→ What you are asked to do
Give the listing, from its first line through the line containing "push-side-label: 入栈: [185, 325, 227, 348]", as a JSON list of strings with one string per line and blank lines left out.

→ Input for this task
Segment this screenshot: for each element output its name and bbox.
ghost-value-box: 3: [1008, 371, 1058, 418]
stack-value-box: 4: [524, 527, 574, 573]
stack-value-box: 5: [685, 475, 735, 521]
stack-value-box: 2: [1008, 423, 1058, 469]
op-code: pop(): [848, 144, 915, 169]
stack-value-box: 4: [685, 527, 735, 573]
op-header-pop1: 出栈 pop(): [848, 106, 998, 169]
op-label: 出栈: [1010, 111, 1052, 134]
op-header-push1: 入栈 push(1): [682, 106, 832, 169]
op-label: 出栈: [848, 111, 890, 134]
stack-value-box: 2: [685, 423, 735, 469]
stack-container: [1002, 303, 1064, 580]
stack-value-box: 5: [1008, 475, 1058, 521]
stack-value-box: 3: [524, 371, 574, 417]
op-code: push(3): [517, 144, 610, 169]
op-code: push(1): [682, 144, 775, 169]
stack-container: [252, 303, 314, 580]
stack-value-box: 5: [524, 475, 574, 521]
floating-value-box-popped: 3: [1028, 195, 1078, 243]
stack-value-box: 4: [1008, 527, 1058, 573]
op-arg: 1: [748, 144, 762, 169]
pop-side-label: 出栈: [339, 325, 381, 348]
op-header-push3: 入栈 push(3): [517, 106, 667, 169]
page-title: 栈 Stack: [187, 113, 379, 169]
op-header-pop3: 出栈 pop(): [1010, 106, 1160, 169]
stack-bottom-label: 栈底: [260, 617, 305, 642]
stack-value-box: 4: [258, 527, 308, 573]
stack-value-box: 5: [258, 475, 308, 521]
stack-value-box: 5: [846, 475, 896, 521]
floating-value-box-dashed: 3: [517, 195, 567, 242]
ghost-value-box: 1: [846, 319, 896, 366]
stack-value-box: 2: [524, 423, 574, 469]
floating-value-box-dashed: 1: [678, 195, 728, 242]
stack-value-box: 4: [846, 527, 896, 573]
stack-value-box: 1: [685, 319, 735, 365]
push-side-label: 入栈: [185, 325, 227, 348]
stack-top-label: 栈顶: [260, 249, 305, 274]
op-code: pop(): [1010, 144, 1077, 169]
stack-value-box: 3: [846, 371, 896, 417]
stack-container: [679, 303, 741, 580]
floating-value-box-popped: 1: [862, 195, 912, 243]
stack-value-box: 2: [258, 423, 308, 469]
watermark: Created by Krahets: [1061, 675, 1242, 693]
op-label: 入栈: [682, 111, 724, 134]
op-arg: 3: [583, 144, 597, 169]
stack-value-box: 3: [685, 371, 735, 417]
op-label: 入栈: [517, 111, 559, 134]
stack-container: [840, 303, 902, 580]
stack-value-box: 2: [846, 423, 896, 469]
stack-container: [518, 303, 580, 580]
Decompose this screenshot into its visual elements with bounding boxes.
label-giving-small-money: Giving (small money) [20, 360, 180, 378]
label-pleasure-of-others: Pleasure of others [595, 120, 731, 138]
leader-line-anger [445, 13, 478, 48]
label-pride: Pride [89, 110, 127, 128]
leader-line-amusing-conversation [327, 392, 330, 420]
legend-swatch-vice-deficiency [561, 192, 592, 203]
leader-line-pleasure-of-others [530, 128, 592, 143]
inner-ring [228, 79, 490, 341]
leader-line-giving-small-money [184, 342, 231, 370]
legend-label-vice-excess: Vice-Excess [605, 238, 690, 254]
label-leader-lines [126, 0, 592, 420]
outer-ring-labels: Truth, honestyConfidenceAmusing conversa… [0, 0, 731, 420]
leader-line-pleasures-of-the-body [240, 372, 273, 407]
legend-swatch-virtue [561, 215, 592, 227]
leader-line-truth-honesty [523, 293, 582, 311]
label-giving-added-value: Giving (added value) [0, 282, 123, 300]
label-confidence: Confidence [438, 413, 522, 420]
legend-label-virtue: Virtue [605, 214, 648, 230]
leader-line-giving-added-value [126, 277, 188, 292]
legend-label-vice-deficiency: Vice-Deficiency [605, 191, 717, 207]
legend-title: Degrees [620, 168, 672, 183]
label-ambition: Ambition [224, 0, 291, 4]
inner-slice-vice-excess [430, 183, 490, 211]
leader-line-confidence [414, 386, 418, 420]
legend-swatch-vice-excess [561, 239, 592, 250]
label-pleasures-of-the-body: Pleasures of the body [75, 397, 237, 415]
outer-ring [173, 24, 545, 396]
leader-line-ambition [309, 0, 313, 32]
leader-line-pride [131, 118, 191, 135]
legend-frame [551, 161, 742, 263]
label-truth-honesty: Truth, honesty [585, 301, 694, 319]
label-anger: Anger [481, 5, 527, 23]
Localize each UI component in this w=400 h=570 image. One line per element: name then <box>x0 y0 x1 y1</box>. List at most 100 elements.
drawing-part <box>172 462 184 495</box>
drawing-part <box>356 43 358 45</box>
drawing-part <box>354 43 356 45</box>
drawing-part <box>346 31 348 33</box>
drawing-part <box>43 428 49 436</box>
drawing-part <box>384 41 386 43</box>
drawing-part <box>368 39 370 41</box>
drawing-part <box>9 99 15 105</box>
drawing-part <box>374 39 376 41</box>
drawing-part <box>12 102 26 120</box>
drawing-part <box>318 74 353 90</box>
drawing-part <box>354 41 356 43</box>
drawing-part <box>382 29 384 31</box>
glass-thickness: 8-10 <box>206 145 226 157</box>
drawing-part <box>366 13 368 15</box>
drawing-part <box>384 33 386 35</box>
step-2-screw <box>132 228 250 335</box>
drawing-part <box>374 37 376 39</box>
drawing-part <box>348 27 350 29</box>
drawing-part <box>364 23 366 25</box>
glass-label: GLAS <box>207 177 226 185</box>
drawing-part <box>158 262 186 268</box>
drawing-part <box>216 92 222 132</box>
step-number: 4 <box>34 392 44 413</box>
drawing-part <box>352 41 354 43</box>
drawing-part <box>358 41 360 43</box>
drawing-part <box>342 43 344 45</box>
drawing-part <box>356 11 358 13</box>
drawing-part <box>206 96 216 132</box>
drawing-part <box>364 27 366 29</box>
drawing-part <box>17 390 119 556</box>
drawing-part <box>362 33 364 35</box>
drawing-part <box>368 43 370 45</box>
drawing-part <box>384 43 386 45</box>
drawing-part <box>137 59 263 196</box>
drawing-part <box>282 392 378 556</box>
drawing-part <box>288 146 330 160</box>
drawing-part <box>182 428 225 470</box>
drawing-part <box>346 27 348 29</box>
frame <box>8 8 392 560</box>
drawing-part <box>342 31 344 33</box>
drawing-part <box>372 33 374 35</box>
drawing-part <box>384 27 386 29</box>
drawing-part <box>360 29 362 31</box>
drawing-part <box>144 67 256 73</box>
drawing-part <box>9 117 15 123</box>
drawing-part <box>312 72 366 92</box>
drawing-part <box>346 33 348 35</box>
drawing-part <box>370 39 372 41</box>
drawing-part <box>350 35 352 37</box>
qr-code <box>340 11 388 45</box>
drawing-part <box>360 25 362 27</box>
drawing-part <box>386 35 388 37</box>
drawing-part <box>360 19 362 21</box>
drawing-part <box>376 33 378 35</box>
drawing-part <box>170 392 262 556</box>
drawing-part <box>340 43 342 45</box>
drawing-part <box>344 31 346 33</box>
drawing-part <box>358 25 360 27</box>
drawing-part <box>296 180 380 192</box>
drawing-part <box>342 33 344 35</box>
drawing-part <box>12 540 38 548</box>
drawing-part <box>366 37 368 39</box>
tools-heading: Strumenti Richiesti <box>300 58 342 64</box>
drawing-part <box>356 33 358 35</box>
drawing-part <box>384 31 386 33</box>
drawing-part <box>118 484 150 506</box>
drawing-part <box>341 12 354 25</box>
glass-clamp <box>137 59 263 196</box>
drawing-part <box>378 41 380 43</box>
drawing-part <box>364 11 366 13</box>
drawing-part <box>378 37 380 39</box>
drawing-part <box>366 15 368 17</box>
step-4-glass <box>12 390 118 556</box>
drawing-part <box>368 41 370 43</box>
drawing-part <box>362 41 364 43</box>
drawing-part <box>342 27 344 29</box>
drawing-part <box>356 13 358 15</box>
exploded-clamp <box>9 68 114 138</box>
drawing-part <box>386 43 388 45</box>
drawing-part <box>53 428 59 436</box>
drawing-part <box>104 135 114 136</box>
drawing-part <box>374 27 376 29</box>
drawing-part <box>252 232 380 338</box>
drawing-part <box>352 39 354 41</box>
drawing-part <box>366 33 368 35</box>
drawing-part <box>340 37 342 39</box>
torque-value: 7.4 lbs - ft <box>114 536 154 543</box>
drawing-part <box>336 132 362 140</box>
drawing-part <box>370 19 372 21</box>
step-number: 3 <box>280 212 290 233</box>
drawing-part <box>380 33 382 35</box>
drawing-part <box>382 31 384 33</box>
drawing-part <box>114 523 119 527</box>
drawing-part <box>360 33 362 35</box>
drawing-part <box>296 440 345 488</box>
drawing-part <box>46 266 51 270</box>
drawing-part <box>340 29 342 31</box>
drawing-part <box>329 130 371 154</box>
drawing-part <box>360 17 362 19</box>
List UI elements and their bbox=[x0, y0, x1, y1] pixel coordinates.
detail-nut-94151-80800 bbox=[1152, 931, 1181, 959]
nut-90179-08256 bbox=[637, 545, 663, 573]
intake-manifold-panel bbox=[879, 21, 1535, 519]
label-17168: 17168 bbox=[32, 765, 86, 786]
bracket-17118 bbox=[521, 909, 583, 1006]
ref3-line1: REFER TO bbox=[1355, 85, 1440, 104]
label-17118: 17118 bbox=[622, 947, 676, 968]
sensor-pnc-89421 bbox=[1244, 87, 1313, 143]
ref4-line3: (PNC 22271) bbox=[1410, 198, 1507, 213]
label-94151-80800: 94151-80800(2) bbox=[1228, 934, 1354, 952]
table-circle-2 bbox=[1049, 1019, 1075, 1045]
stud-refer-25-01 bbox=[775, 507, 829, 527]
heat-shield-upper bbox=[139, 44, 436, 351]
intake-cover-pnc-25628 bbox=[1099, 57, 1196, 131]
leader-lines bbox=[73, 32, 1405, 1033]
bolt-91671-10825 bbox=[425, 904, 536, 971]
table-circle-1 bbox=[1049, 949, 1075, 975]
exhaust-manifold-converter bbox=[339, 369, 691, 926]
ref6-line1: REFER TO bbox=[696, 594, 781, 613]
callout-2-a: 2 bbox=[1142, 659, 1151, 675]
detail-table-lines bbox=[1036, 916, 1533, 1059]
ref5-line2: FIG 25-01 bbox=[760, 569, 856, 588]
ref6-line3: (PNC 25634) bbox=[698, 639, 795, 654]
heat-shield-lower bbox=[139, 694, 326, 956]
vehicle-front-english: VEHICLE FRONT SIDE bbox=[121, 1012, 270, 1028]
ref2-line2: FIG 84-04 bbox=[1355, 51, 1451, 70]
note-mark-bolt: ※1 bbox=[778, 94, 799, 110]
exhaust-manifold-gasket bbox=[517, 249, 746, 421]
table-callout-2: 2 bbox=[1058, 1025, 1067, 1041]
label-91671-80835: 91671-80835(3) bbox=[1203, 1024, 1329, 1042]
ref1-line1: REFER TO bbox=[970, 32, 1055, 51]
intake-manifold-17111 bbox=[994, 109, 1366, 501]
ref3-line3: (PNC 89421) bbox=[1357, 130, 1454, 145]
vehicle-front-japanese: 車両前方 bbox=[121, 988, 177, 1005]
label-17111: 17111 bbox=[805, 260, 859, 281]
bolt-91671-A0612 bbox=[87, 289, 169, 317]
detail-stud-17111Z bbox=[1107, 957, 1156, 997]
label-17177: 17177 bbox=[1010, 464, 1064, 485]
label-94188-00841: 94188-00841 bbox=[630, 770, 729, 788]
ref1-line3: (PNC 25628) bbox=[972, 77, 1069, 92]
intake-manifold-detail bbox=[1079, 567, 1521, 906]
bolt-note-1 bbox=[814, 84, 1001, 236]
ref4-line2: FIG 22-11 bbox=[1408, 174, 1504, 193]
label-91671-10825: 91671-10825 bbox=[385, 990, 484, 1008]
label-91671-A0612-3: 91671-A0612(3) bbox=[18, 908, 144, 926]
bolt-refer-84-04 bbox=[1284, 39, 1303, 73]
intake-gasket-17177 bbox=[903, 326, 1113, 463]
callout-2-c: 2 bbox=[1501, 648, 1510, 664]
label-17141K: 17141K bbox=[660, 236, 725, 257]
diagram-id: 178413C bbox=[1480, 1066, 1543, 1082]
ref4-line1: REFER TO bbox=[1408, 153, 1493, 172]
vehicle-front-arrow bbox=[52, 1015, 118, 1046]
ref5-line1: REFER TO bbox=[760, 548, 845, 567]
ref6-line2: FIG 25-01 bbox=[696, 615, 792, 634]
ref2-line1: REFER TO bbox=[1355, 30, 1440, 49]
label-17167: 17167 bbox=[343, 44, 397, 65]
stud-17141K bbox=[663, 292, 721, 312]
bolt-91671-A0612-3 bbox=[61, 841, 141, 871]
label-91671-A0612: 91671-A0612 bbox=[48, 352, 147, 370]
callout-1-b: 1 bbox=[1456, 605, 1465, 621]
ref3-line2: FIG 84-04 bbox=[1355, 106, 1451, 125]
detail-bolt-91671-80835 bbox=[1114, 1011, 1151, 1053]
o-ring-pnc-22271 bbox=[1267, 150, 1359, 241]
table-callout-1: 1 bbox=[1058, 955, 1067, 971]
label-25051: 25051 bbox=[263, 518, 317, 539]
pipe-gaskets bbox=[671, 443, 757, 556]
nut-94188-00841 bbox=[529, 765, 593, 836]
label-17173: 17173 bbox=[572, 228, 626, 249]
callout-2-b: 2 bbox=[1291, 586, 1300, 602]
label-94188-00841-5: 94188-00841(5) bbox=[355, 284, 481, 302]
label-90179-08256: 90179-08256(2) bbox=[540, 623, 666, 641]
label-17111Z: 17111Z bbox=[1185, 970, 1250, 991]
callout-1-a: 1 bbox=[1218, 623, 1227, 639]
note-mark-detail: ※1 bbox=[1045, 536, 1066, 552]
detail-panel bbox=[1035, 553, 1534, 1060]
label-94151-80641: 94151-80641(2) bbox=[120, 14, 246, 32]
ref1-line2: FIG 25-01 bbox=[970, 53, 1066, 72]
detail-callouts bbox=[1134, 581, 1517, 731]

→ Result of the exercise
[
  "Segment this screenshot: for each element output its name and bbox.",
  "ghost-value-box: 3: [1008, 371, 1058, 418]",
  "stack-value-box: 4: [524, 527, 574, 573]",
  "stack-value-box: 5: [685, 475, 735, 521]",
  "stack-value-box: 2: [1008, 423, 1058, 469]",
  "op-code: pop(): [848, 144, 915, 169]",
  "stack-value-box: 4: [685, 527, 735, 573]",
  "op-header-pop1: 出栈 pop(): [848, 106, 998, 169]",
  "op-label: 出栈: [1010, 111, 1052, 134]",
  "op-header-push1: 入栈 push(1): [682, 106, 832, 169]",
  "op-label: 出栈: [848, 111, 890, 134]",
  "stack-value-box: 2: [685, 423, 735, 469]",
  "stack-container: [1002, 303, 1064, 580]",
  "stack-value-box: 5: [1008, 475, 1058, 521]",
  "stack-value-box: 3: [524, 371, 574, 417]",
  "op-code: push(3): [517, 144, 610, 169]",
  "op-code: push(1): [682, 144, 775, 169]",
  "stack-container: [252, 303, 314, 580]",
  "stack-value-box: 5: [524, 475, 574, 521]",
  "floating-value-box-popped: 3: [1028, 195, 1078, 243]",
  "stack-value-box: 4: [1008, 527, 1058, 573]",
  "op-arg: 1: [748, 144, 762, 169]",
  "pop-side-label: 出栈: [339, 325, 381, 348]",
  "op-header-push3: 入栈 push(3): [517, 106, 667, 169]",
  "page-title: 栈 Stack: [187, 113, 379, 169]",
  "op-header-pop3: 出栈 pop(): [1010, 106, 1160, 169]",
  "stack-bottom-label: 栈底: [260, 617, 305, 642]",
  "stack-value-box: 4: [258, 527, 308, 573]",
  "stack-value-box: 5: [258, 475, 308, 521]",
  "stack-value-box: 5: [846, 475, 896, 521]",
  "floating-value-box-dashed: 3: [517, 195, 567, 242]",
  "ghost-value-box: 1: [846, 319, 896, 366]",
  "stack-value-box: 2: [524, 423, 574, 469]",
  "floating-value-box-dashed: 1: [678, 195, 728, 242]",
  "stack-value-box: 4: [846, 527, 896, 573]",
  "stack-value-box: 1: [685, 319, 735, 365]",
  "push-side-label: 入栈: [185, 325, 227, 348]"
]